§ AIM
Extract the complete listing and repeat it word for word.

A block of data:
______________________________
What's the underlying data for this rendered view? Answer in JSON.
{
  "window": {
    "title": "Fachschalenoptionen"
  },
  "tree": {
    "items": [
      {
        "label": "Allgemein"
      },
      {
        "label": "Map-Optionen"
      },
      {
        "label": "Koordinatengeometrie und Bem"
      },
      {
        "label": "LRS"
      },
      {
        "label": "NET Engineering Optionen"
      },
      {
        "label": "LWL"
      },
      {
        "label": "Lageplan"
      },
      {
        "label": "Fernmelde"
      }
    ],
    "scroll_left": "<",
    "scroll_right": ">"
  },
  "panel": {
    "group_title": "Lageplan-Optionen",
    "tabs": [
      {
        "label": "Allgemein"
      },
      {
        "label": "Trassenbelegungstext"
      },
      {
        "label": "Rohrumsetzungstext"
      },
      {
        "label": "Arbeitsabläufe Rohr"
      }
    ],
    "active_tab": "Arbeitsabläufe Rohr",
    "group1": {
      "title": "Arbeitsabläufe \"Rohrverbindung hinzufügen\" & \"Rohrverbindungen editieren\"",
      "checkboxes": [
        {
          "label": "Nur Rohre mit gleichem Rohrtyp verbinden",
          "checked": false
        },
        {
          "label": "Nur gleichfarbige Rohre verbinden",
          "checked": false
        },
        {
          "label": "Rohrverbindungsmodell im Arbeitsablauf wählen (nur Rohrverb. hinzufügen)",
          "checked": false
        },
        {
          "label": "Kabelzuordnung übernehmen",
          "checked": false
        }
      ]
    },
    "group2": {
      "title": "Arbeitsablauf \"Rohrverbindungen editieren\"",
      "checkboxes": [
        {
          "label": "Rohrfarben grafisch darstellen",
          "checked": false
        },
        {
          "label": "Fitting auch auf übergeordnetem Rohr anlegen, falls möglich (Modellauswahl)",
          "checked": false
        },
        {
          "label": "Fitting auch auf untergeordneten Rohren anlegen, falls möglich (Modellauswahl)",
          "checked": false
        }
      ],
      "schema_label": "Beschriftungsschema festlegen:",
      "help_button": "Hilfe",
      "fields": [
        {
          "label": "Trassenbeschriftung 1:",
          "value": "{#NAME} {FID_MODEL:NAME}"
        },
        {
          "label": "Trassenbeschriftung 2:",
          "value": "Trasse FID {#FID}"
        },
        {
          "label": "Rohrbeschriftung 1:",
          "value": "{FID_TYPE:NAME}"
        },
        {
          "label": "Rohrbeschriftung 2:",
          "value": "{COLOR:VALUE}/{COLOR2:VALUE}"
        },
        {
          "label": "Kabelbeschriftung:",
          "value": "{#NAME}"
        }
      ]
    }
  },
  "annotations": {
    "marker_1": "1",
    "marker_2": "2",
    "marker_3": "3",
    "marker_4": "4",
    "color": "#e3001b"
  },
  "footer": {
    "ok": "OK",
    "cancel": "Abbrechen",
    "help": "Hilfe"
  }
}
______________________________
§ EXPECTED ANSWER
What's the underlying data for this rendered view? Answer in JSON.
{
  "window": {
    "title": "Fachschalenoptionen"
  },
  "tree": {
    "items": [
      {
        "label": "Allgemein"
      },
      {
        "label": "Map-Optionen"
      },
      {
        "label": "Koordinatengeometrie und Bem"
      },
      {
        "label": "LRS"
      },
      {
        "label": "NET Engineering Optionen"
      },
      {
        "label": "LWL"
      },
      {
        "label": "Lageplan"
      },
      {
        "label": "Fernmelde"
      }
    ],
    "scroll_left": "<",
    "scroll_right": ">"
  },
  "panel": {
    "group_title": "Lageplan-Optionen",
    "tabs": [
      {
        "label": "Allgemein"
      },
      {
        "label": "Trassenbelegungstext"
      },
      {
        "label": "Rohrumsetzungstext"
      },
      {
        "label": "Arbeitsabläufe Rohr"
      }
    ],
    "active_tab": "Arbeitsabläufe Rohr",
    "group1": {
      "title": "Arbeitsabläufe \"Rohrverbindung hinzufügen\" & \"Rohrverbindungen editieren\"",
      "checkboxes": [
        {
          "label": "Nur Rohre mit gleichem Rohrtyp verbinden",
          "checked": false
        },
        {
          "label": "Nur gleichfarbige Rohre verbinden",
          "checked": false
        },
        {
          "label": "Rohrverbindungsmodell im Arbeitsablauf wählen (nur Rohrverb. hinzufügen)",
          "checked": false
        },
        {
          "label": "Kabelzuordnung übernehmen",
          "checked": false
        }
      ]
    },
    "group2": {
      "title": "Arbeitsablauf \"Rohrverbindungen editieren\"",
      "checkboxes": [
        {
          "label": "Rohrfarben grafisch darstellen",
          "checked": false
        },
        {
          "label": "Fitting auch auf übergeordnetem Rohr anlegen, falls möglich (Modellauswahl)",
          "checked": false
        },
        {
          "label": "Fitting auch auf untergeordneten Rohren anlegen, falls möglich (Modellauswahl)",
          "checked": false
        }
      ],
      "schema_label": "Beschriftungsschema festlegen:",
      "help_button": "Hilfe",
      "fields": [
        {
          "label": "Trassenbeschriftung 1:",
          "value": "{#NAME} {FID_MODEL:NAME}"
        },
        {
          "label": "Trassenbeschriftung 2:",
          "value": "Trasse FID {#FID}"
        },
        {
          "label": "Rohrbeschriftung 1:",
          "value": "{FID_TYPE:NAME}"
        },
        {
          "label": "Rohrbeschriftung 2:",
          "value": "{COLOR:VALUE}/{COLOR2:VALUE}"
        },
        {
          "label": "Kabelbeschriftung:",
          "value": "{#NAME}"
        }
      ]
    }
  },
  "annotations": {
    "marker_1": "1",
    "marker_2": "2",
    "marker_3": "3",
    "marker_4": "4",
    "color": "#e3001b"
  },
  "footer": {
    "ok": "OK",
    "cancel": "Abbrechen",
    "help": "Hilfe"
  }
}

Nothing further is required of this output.